§ TASK REQUIREMENTS
Among the lines below, list those containing the string "Regolazione".

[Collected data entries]
----------------

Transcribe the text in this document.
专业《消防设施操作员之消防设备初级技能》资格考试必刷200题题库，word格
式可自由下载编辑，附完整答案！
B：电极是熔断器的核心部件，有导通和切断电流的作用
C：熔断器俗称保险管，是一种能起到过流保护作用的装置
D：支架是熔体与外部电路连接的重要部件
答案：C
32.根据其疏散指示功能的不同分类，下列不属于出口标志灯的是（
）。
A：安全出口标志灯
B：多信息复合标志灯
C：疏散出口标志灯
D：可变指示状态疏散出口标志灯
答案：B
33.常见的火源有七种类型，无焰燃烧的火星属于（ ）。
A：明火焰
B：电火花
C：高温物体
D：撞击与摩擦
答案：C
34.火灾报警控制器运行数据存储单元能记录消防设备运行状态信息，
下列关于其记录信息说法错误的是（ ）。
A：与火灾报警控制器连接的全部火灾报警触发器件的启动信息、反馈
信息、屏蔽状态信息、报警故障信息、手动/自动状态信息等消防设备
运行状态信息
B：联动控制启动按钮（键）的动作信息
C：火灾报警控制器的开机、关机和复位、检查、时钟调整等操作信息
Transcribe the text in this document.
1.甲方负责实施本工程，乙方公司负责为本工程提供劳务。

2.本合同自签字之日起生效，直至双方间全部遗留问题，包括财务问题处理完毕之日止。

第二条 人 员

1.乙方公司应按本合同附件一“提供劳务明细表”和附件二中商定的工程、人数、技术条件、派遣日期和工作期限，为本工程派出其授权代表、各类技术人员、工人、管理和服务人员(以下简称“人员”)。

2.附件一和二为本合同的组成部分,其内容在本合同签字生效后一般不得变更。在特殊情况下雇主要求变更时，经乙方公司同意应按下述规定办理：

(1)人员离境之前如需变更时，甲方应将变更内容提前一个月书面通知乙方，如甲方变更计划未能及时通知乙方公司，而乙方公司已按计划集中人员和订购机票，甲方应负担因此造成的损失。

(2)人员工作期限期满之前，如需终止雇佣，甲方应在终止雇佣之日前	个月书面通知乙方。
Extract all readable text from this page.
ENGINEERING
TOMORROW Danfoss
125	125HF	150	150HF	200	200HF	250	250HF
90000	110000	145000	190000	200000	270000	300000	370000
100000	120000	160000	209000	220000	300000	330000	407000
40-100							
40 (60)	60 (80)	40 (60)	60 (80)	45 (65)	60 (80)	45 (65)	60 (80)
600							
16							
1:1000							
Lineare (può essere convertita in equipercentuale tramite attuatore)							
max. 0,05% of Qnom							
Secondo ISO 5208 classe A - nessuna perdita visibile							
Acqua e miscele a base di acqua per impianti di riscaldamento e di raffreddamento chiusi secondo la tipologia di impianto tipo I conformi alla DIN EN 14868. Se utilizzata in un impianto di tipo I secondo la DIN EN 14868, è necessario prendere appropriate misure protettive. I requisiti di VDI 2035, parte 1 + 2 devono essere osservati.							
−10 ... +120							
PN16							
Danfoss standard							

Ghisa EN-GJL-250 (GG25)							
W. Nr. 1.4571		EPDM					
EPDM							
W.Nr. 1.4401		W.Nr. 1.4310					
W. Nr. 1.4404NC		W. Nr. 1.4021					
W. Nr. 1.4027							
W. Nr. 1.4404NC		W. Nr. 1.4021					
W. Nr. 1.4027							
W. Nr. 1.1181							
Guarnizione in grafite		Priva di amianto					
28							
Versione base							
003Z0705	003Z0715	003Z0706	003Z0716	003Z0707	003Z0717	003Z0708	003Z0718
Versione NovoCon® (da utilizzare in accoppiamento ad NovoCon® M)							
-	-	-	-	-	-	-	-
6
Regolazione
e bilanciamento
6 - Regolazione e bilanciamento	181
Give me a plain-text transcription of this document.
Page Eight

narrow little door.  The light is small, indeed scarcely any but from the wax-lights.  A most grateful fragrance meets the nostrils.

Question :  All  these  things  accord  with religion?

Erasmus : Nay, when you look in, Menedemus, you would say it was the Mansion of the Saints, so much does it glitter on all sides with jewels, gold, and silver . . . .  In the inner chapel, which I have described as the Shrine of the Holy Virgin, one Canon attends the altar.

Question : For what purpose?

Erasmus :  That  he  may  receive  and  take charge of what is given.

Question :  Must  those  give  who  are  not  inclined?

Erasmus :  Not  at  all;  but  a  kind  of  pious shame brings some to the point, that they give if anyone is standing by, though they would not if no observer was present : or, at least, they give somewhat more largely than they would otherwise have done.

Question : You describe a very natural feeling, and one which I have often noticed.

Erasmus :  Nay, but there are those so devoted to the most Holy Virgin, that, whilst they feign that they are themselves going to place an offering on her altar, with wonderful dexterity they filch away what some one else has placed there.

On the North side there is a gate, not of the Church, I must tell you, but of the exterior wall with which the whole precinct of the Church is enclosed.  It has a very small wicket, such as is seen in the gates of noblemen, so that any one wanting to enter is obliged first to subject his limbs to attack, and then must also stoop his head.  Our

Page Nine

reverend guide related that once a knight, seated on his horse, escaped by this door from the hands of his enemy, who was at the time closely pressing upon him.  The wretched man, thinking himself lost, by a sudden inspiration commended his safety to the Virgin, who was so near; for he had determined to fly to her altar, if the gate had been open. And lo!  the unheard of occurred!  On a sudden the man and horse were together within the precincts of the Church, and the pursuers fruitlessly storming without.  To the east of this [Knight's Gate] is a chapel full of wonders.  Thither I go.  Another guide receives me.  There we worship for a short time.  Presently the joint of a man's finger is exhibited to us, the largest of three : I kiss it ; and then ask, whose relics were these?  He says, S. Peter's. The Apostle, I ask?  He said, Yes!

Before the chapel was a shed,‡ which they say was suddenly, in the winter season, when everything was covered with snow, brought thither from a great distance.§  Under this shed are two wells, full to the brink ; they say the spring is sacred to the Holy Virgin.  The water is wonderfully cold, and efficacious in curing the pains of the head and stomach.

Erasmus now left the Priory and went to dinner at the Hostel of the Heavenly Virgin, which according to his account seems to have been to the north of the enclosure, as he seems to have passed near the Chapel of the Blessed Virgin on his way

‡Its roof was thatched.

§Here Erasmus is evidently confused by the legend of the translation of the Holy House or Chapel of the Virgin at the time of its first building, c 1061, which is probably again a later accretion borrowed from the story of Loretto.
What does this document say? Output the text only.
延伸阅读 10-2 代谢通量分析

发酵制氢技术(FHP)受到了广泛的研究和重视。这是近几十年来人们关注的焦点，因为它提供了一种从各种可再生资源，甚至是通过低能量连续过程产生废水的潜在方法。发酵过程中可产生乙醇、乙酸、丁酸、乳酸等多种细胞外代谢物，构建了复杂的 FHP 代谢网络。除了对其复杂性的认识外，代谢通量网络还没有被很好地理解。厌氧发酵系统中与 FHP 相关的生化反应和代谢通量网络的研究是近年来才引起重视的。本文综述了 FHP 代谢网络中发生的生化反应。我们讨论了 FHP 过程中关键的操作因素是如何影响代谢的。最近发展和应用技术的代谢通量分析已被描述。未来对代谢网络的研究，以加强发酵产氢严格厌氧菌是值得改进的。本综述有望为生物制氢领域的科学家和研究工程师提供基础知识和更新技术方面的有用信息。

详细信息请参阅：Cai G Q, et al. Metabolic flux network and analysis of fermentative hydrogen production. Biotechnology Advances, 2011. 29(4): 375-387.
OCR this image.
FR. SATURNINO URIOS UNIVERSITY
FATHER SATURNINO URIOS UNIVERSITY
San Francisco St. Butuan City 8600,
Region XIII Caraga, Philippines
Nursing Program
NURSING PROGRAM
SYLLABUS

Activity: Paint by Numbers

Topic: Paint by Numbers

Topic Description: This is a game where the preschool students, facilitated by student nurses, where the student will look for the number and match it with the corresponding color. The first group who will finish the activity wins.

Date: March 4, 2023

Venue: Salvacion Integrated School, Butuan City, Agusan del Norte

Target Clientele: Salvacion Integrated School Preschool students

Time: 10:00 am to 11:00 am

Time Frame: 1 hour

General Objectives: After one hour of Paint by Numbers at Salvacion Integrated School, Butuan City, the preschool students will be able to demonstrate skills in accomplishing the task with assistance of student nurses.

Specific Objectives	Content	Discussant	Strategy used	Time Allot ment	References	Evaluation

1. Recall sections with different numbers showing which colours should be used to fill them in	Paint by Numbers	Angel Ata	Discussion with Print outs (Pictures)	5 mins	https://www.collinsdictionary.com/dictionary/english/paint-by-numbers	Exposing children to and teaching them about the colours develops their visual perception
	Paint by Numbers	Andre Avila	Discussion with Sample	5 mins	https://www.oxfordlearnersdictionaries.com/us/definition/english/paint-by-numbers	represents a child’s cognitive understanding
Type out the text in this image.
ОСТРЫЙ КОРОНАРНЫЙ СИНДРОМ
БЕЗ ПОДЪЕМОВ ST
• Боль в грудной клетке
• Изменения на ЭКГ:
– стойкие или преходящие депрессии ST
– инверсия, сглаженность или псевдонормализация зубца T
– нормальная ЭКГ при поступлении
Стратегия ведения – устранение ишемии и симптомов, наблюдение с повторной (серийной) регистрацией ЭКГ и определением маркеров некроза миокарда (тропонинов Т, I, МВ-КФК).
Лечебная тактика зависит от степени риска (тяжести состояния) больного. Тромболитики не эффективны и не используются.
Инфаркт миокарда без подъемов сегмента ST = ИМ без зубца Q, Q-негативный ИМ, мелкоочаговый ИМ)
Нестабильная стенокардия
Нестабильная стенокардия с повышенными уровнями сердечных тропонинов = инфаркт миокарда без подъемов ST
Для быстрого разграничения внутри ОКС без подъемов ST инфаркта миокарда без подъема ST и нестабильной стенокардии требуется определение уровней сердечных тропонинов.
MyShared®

----------------

§ EXERCISE RESULT
Regolazione
6 - Regolazione e bilanciamento	181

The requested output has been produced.